Data entries
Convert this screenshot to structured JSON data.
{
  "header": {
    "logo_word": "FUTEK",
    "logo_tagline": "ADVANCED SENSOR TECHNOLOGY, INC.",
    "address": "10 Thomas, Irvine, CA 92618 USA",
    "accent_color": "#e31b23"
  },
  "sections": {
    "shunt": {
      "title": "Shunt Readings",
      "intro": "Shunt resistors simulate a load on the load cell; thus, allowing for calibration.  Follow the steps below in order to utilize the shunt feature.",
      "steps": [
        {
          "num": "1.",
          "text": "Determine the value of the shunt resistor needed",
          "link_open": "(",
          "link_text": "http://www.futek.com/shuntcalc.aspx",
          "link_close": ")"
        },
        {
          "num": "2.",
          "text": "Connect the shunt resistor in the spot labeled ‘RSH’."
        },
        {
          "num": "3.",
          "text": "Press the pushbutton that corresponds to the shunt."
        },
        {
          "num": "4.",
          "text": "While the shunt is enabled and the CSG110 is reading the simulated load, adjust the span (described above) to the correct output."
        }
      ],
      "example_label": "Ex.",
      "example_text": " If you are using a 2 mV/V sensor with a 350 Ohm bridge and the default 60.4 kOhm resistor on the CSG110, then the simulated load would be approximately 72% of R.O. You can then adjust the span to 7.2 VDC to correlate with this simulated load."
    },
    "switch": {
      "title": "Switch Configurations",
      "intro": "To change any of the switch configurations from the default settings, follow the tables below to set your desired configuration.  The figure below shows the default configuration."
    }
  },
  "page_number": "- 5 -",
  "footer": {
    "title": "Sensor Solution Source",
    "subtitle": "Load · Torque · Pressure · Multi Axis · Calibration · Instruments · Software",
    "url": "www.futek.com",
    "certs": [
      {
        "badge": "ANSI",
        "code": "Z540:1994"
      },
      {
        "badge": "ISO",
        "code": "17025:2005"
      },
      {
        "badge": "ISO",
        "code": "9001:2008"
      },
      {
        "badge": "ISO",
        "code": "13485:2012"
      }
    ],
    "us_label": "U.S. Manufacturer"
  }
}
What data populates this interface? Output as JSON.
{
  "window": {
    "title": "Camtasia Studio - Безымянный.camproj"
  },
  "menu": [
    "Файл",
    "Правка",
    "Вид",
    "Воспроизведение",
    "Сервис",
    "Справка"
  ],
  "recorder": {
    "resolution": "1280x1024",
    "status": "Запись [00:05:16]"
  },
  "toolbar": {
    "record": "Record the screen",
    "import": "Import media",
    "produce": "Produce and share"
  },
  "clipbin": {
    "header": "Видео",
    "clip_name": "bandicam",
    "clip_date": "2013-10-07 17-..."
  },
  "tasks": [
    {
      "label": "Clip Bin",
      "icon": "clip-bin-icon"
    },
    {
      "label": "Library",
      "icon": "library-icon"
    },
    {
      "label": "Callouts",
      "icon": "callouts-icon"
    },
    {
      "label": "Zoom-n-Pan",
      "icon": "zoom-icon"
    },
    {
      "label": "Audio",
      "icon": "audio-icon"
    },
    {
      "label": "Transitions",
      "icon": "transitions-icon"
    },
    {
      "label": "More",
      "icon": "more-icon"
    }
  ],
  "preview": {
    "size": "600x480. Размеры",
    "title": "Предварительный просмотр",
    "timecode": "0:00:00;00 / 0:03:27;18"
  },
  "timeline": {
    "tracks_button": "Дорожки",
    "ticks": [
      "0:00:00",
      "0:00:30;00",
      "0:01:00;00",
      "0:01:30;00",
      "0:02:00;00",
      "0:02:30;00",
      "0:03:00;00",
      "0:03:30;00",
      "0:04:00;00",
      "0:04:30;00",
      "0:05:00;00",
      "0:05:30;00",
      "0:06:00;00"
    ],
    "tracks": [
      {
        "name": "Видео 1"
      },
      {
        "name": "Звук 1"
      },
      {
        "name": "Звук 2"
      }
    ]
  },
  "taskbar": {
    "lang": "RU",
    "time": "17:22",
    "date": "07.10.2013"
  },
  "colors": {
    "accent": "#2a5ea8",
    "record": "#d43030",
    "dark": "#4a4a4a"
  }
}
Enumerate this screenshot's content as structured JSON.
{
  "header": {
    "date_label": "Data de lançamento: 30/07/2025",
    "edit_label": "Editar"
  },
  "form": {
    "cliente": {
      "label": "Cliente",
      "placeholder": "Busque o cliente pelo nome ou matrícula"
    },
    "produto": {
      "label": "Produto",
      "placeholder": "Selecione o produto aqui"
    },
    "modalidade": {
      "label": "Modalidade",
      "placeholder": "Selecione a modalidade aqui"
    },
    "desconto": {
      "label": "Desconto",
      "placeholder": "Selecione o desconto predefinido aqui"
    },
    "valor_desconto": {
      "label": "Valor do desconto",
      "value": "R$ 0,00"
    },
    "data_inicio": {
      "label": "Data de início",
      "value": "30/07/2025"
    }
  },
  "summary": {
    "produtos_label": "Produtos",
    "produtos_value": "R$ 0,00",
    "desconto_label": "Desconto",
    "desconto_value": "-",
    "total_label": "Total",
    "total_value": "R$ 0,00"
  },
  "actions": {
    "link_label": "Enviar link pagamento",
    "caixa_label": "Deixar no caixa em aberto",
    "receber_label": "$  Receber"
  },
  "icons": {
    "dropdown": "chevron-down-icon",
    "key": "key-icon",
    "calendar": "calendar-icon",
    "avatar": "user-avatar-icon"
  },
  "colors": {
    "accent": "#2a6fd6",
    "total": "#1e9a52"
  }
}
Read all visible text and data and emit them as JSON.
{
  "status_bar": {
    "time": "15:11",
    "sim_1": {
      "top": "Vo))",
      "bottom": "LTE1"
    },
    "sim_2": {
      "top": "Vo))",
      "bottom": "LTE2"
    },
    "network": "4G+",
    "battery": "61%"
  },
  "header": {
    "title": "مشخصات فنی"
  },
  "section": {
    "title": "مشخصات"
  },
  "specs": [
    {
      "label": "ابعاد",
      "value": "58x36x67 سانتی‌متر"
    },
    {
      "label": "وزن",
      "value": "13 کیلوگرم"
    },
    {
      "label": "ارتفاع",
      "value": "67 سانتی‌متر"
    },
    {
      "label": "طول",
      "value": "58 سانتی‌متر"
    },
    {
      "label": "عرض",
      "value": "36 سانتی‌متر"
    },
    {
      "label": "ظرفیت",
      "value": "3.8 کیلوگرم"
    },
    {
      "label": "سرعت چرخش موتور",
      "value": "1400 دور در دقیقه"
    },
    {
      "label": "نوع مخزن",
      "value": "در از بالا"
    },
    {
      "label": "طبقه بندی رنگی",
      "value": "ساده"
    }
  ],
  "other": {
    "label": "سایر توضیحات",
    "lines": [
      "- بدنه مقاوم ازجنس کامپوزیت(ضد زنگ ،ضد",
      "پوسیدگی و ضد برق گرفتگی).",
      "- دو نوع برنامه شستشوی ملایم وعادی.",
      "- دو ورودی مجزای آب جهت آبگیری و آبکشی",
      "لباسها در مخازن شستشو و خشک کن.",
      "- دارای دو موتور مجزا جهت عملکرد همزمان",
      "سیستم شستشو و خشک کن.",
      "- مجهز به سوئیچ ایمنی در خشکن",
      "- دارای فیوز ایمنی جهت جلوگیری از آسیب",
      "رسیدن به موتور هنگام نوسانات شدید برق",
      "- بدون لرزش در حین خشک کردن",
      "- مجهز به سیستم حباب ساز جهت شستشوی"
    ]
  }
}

Exercise task
Collect every line above that contains the word "simulated".

Answer to the exercise
          "text": "While the shunt is enabled and the CSG110 is reading the simulated load, adjust the span (described above) to the correct output."
      "example_text": " If you are using a 2 mV/V sensor with a 350 Ohm bridge and the default 60.4 kOhm resistor on the CSG110, then the simulated load would be approximately 72% of R.O. You can then adjust the span to 7.2 VDC to correlate with this simulated load."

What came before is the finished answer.